-- Start Excerpted data --

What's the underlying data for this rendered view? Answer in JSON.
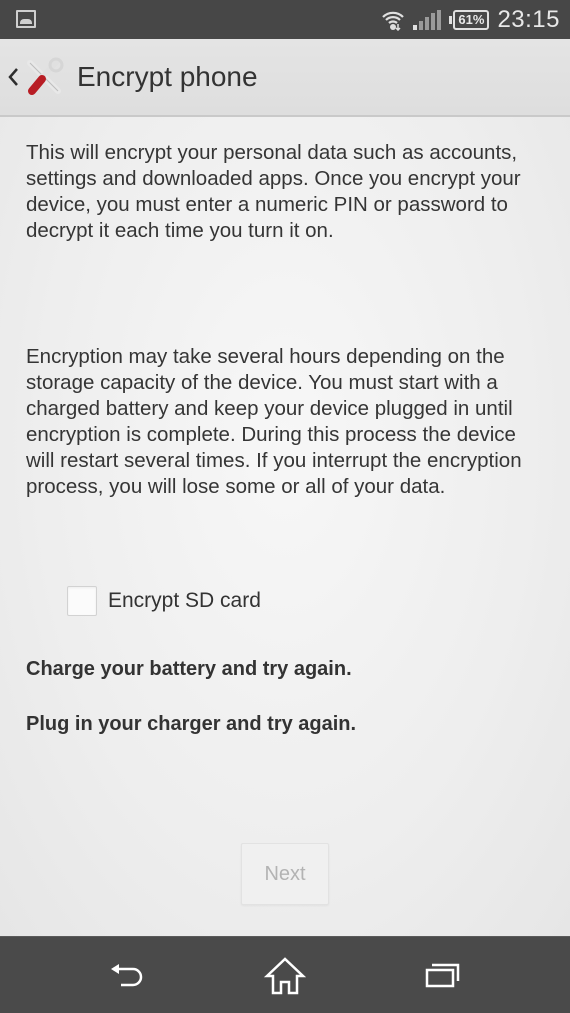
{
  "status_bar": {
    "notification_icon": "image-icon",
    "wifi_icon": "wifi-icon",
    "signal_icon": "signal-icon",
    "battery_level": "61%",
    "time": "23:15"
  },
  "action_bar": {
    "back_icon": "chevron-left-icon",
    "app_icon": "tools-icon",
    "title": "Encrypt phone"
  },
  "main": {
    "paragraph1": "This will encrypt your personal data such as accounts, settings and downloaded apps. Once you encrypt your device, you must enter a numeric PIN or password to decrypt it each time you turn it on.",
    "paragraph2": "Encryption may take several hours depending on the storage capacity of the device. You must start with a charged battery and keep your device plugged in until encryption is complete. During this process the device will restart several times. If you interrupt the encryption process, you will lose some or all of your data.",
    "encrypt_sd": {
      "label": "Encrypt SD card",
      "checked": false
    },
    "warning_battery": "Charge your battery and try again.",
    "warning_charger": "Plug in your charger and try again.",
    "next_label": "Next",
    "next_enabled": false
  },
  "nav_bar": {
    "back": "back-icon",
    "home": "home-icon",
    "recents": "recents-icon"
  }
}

-- End Excerpted data --

Pick out every line holding the string "icon" and return it.

    "notification_icon": "image-icon",
    "wifi_icon": "wifi-icon",
    "signal_icon": "signal-icon",
    "back_icon": "chevron-left-icon",
    "app_icon": "tools-icon",
    "back": "back-icon",
    "home": "home-icon",
    "recents": "recents-icon"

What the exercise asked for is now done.